-- BEGIN DATA FOR THE TASK --

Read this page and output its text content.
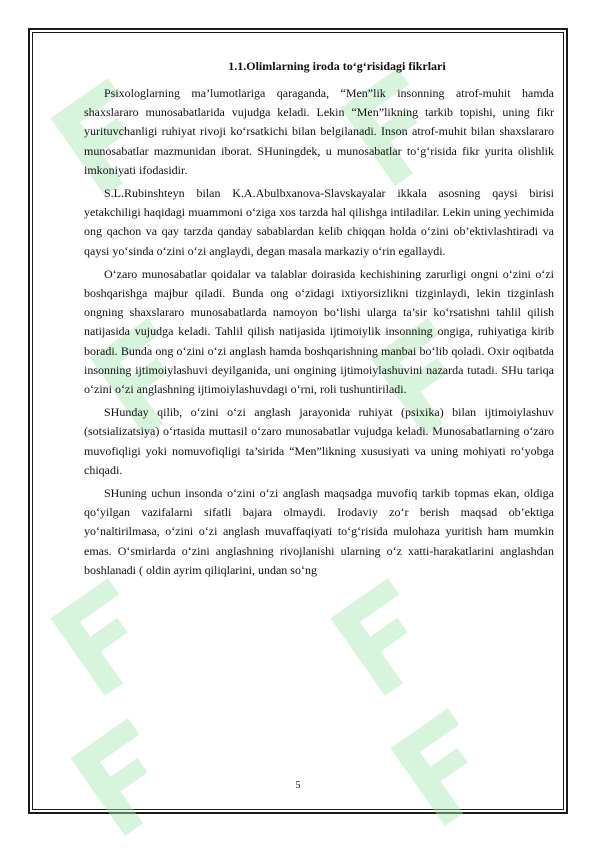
1.1.Olimlarning iroda to‘g‘risidagi fikrlari

Psixologlarning ma’lumotlariga qaraganda, “Men”lik insonning atrof-muhit hamda shaxslararo munosabatlarida vujudga keladi. Lekin “Men”likning tarkib topishi, uning fikr yurituvchanligi ruhiyat rivoji ko‘rsatkichi bilan belgilanadi. Inson atrof-muhit bilan shaxslararo munosabatlar mazmunidan iborat. SHuningdek, u munosabatlar to‘g‘risida fikr yurita olishlik imkoniyati ifodasidir.

S.L.Rubinshteyn bilan K.A.Abulbxanova-Slavskayalar ikkala asosning qaysi birisi yetakchiligi haqidagi muammoni o‘ziga xos tarzda hal qilishga intiladilar. Lekin uning yechimida ong qachon va qay tarzda qanday sabablardan kelib chiqqan holda o‘zini ob’ektivlashtiradi va qaysi yo‘sinda o‘zini o‘zi anglaydi, degan masala markaziy o‘rin egallaydi.

O‘zaro munosabatlar qoidalar va talablar doirasida kechishining zarurligi ongni o‘zini o‘zi boshqarishga majbur qiladi. Bunda ong o‘zidagi ixtiyorsizlikni tizginlaydi, lekin tizginlash ongning shaxslararo munosabatlarda namoyon bo‘lishi ularga ta’sir ko‘rsatishni tahlil qilish natijasida vujudga keladi. Tahlil qilish natijasida ijtimoiylik insonning ongiga, ruhiyatiga kirib boradi. Bunda ong o‘zini o‘zi anglash hamda boshqarishning manbai bo‘lib qoladi. Oxir oqibatda insonning ijtimoiylashuvi deyilganida, uni ongining ijtimoiylashuvini nazarda tutadi. SHu tariqa o‘zini o‘zi anglashning ijtimoiylashuvdagi o‘rni, roli tushuntiriladi.

SHunday qilib, o‘zini o‘zi anglash jarayonida ruhiyat (psixika) bilan ijtimoiylashuv (sotsializatsiya) o‘rtasida muttasil o‘zaro munosabatlar vujudga keladi. Munosabatlarning o‘zaro muvofiqligi yoki nomuvofiqligi ta’sirida “Men”likning xususiyati va uning mohiyati ro‘yobga chiqadi.

SHuning uchun insonda o‘zini o‘zi anglash maqsadga muvofiq tarkib topmas ekan, oldiga qo‘yilgan vazifalarni sifatli bajara olmaydi. Irodaviy zo‘r berish maqsad ob’ektiga yo‘naltirilmasa, o‘zini o‘zi anglash muvaffaqiyati to‘g‘risida mulohaza yuritish ham mumkin emas. O‘smirlarda o‘zini anglashning rivojlanishi ularning o‘z xatti-harakatlarini anglashdan boshlanadi ( oldin ayrim qiliqlarini, undan so‘ng

5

-- END DATA FOR THE TASK --

| STATED GOAL |
Copy out the entries verbatim and leave the images out.

| RESPONSE |
Read this page and output its text content.
1.1.Olimlarning iroda to‘g‘risidagi fikrlari

Psixologlarning ma’lumotlariga qaraganda, “Men”lik insonning atrof-muhit hamda shaxslararo munosabatlarida vujudga keladi. Lekin “Men”likning tarkib topishi, uning fikr yurituvchanligi ruhiyat rivoji ko‘rsatkichi bilan belgilanadi. Inson atrof-muhit bilan shaxslararo munosabatlar mazmunidan iborat. SHuningdek, u munosabatlar to‘g‘risida fikr yurita olishlik imkoniyati ifodasidir.

S.L.Rubinshteyn bilan K.A.Abulbxanova-Slavskayalar ikkala asosning qaysi birisi yetakchiligi haqidagi muammoni o‘ziga xos tarzda hal qilishga intiladilar. Lekin uning yechimida ong qachon va qay tarzda qanday sabablardan kelib chiqqan holda o‘zini ob’ektivlashtiradi va qaysi yo‘sinda o‘zini o‘zi anglaydi, degan masala markaziy o‘rin egallaydi.

O‘zaro munosabatlar qoidalar va talablar doirasida kechishining zarurligi ongni o‘zini o‘zi boshqarishga majbur qiladi. Bunda ong o‘zidagi ixtiyorsizlikni tizginlaydi, lekin tizginlash ongning shaxslararo munosabatlarda namoyon bo‘lishi ularga ta’sir ko‘rsatishni tahlil qilish natijasida vujudga keladi. Tahlil qilish natijasida ijtimoiylik insonning ongiga, ruhiyatiga kirib boradi. Bunda ong o‘zini o‘zi anglash hamda boshqarishning manbai bo‘lib qoladi. Oxir oqibatda insonning ijtimoiylashuvi deyilganida, uni ongining ijtimoiylashuvini nazarda tutadi. SHu tariqa o‘zini o‘zi anglashning ijtimoiylashuvdagi o‘rni, roli tushuntiriladi.

SHunday qilib, o‘zini o‘zi anglash jarayonida ruhiyat (psixika) bilan ijtimoiylashuv (sotsializatsiya) o‘rtasida muttasil o‘zaro munosabatlar vujudga keladi. Munosabatlarning o‘zaro muvofiqligi yoki nomuvofiqligi ta’sirida “Men”likning xususiyati va uning mohiyati ro‘yobga chiqadi.

SHuning uchun insonda o‘zini o‘zi anglash maqsadga muvofiq tarkib topmas ekan, oldiga qo‘yilgan vazifalarni sifatli bajara olmaydi. Irodaviy zo‘r berish maqsad ob’ektiga yo‘naltirilmasa, o‘zini o‘zi anglash muvaffaqiyati to‘g‘risida mulohaza yuritish ham mumkin emas. O‘smirlarda o‘zini anglashning rivojlanishi ularning o‘z xatti-harakatlarini anglashdan boshlanadi ( oldin ayrim qiliqlarini, undan so‘ng

5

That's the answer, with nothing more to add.